Give a verbatim quotation of every record.

Items:

--- begin ---

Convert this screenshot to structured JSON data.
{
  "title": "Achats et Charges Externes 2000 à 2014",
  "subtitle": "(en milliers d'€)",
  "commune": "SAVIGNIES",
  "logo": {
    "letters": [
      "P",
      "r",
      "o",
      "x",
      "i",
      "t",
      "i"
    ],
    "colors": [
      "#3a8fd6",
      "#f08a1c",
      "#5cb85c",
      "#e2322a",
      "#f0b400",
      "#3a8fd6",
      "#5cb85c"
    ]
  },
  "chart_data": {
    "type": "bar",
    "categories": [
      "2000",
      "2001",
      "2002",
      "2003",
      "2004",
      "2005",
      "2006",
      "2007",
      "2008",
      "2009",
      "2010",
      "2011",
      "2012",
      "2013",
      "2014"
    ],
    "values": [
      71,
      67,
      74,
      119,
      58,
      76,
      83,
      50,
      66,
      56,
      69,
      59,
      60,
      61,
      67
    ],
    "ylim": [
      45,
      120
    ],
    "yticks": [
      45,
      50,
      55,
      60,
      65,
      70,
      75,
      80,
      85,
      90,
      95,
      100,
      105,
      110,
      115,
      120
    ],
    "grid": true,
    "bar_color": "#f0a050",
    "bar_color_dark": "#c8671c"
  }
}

--- end ---

The completed task:
Convert this screenshot to structured JSON data.
{
  "title": "Achats et Charges Externes 2000 à 2014",
  "subtitle": "(en milliers d'€)",
  "commune": "SAVIGNIES",
  "logo": {
    "letters": [
      "P",
      "r",
      "o",
      "x",
      "i",
      "t",
      "i"
    ],
    "colors": [
      "#3a8fd6",
      "#f08a1c",
      "#5cb85c",
      "#e2322a",
      "#f0b400",
      "#3a8fd6",
      "#5cb85c"
    ]
  },
  "chart_data": {
    "type": "bar",
    "categories": [
      "2000",
      "2001",
      "2002",
      "2003",
      "2004",
      "2005",
      "2006",
      "2007",
      "2008",
      "2009",
      "2010",
      "2011",
      "2012",
      "2013",
      "2014"
    ],
    "values": [
      71,
      67,
      74,
      119,
      58,
      76,
      83,
      50,
      66,
      56,
      69,
      59,
      60,
      61,
      67
    ],
    "ylim": [
      45,
      120
    ],
    "yticks": [
      45,
      50,
      55,
      60,
      65,
      70,
      75,
      80,
      85,
      90,
      95,
      100,
      105,
      110,
      115,
      120
    ],
    "grid": true,
    "bar_color": "#f0a050",
    "bar_color_dark": "#c8671c"
  }
}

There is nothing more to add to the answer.